TASK: Copy out all the entries exactly.

□ □ □

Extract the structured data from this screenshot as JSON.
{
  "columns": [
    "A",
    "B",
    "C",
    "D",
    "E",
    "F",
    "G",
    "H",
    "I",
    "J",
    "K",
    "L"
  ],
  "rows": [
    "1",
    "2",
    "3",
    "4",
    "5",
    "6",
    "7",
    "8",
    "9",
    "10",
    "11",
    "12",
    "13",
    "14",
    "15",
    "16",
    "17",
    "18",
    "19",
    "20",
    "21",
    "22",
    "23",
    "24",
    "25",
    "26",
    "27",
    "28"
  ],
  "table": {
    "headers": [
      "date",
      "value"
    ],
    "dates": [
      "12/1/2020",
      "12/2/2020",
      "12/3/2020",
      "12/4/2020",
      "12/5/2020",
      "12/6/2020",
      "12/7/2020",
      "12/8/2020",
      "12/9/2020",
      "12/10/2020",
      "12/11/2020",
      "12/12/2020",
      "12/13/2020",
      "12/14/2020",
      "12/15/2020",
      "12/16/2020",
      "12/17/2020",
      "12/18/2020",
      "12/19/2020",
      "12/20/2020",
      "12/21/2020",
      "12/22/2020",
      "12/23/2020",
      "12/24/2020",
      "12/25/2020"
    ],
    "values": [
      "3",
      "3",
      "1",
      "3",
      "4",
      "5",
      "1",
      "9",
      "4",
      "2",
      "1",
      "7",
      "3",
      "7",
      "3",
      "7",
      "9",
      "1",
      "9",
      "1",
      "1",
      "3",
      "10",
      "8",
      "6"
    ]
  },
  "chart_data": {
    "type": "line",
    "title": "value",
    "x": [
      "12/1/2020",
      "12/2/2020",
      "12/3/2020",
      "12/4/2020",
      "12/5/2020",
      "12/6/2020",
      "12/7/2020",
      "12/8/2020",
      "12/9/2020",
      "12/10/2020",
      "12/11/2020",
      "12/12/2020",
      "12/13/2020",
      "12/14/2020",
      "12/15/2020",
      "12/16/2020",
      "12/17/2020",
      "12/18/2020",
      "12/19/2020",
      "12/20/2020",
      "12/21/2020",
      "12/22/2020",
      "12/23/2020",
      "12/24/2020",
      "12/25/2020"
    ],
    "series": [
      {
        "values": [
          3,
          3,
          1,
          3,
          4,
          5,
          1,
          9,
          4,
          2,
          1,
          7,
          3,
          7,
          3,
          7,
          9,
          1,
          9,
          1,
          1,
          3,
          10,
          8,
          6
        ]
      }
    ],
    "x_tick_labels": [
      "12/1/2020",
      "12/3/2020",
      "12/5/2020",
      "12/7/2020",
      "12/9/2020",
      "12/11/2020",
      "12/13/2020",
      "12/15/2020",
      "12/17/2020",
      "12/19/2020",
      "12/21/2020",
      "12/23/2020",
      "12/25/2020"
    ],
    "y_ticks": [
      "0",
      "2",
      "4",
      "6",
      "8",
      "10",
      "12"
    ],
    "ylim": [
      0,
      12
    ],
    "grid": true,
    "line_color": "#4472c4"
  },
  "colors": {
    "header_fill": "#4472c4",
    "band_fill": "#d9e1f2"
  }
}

□ □ □

EXERCISE RESULT:
Extract the structured data from this screenshot as JSON.
{
  "columns": [
    "A",
    "B",
    "C",
    "D",
    "E",
    "F",
    "G",
    "H",
    "I",
    "J",
    "K",
    "L"
  ],
  "rows": [
    "1",
    "2",
    "3",
    "4",
    "5",
    "6",
    "7",
    "8",
    "9",
    "10",
    "11",
    "12",
    "13",
    "14",
    "15",
    "16",
    "17",
    "18",
    "19",
    "20",
    "21",
    "22",
    "23",
    "24",
    "25",
    "26",
    "27",
    "28"
  ],
  "table": {
    "headers": [
      "date",
      "value"
    ],
    "dates": [
      "12/1/2020",
      "12/2/2020",
      "12/3/2020",
      "12/4/2020",
      "12/5/2020",
      "12/6/2020",
      "12/7/2020",
      "12/8/2020",
      "12/9/2020",
      "12/10/2020",
      "12/11/2020",
      "12/12/2020",
      "12/13/2020",
      "12/14/2020",
      "12/15/2020",
      "12/16/2020",
      "12/17/2020",
      "12/18/2020",
      "12/19/2020",
      "12/20/2020",
      "12/21/2020",
      "12/22/2020",
      "12/23/2020",
      "12/24/2020",
      "12/25/2020"
    ],
    "values": [
      "3",
      "3",
      "1",
      "3",
      "4",
      "5",
      "1",
      "9",
      "4",
      "2",
      "1",
      "7",
      "3",
      "7",
      "3",
      "7",
      "9",
      "1",
      "9",
      "1",
      "1",
      "3",
      "10",
      "8",
      "6"
    ]
  },
  "chart_data": {
    "type": "line",
    "title": "value",
    "x": [
      "12/1/2020",
      "12/2/2020",
      "12/3/2020",
      "12/4/2020",
      "12/5/2020",
      "12/6/2020",
      "12/7/2020",
      "12/8/2020",
      "12/9/2020",
      "12/10/2020",
      "12/11/2020",
      "12/12/2020",
      "12/13/2020",
      "12/14/2020",
      "12/15/2020",
      "12/16/2020",
      "12/17/2020",
      "12/18/2020",
      "12/19/2020",
      "12/20/2020",
      "12/21/2020",
      "12/22/2020",
      "12/23/2020",
      "12/24/2020",
      "12/25/2020"
    ],
    "series": [
      {
        "values": [
          3,
          3,
          1,
          3,
          4,
          5,
          1,
          9,
          4,
          2,
          1,
          7,
          3,
          7,
          3,
          7,
          9,
          1,
          9,
          1,
          1,
          3,
          10,
          8,
          6
        ]
      }
    ],
    "x_tick_labels": [
      "12/1/2020",
      "12/3/2020",
      "12/5/2020",
      "12/7/2020",
      "12/9/2020",
      "12/11/2020",
      "12/13/2020",
      "12/15/2020",
      "12/17/2020",
      "12/19/2020",
      "12/21/2020",
      "12/23/2020",
      "12/25/2020"
    ],
    "y_ticks": [
      "0",
      "2",
      "4",
      "6",
      "8",
      "10",
      "12"
    ],
    "ylim": [
      0,
      12
    ],
    "grid": true,
    "line_color": "#4472c4"
  },
  "colors": {
    "header_fill": "#4472c4",
    "band_fill": "#d9e1f2"
  }
}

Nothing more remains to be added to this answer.